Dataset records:
>> BEGIN

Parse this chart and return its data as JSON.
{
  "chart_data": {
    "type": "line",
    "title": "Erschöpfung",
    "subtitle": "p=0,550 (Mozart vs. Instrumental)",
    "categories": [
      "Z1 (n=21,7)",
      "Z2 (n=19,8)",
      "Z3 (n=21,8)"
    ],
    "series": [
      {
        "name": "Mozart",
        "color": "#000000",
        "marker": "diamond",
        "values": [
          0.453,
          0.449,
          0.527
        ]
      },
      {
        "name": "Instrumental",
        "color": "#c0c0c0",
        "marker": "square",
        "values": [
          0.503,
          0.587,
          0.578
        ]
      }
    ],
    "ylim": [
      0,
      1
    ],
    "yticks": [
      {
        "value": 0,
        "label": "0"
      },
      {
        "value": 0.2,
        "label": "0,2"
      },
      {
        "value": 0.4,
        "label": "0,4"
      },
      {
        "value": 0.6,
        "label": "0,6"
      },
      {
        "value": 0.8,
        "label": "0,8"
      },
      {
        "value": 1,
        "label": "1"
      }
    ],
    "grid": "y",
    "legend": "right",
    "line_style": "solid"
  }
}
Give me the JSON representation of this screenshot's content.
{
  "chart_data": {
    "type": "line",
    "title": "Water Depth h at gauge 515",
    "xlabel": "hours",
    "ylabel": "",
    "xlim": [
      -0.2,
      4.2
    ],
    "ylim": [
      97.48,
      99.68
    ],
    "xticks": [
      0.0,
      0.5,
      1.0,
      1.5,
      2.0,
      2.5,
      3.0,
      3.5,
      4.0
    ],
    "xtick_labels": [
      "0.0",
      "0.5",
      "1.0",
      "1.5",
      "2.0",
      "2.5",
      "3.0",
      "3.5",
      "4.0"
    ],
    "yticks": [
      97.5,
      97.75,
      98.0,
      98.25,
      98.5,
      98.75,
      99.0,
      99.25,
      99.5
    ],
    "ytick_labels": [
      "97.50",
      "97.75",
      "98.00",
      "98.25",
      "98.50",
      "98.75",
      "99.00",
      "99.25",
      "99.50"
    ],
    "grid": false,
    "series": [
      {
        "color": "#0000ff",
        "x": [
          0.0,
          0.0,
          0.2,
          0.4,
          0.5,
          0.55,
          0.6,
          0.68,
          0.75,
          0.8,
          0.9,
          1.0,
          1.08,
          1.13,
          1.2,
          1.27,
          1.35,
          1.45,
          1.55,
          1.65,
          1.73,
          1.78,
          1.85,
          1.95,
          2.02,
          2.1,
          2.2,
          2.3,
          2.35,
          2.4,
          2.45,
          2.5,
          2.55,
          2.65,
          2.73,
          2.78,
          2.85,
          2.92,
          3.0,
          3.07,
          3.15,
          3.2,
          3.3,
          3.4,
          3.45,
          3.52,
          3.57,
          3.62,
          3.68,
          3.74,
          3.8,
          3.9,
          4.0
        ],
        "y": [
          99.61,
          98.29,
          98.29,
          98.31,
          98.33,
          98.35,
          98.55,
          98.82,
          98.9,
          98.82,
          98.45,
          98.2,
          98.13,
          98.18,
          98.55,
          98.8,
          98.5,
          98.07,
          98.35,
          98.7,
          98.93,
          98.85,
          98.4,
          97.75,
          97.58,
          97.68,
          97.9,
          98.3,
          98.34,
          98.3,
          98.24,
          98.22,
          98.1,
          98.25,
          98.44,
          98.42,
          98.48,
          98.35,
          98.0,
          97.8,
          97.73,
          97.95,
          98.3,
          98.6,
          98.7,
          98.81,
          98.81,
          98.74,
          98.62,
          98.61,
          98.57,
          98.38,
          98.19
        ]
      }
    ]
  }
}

>> END

§ **WRITTEN TASK**
Check every line of the entries above for the word "this" and report how many lines contain it, giving the number only.

§ **FINAL RESULT**
2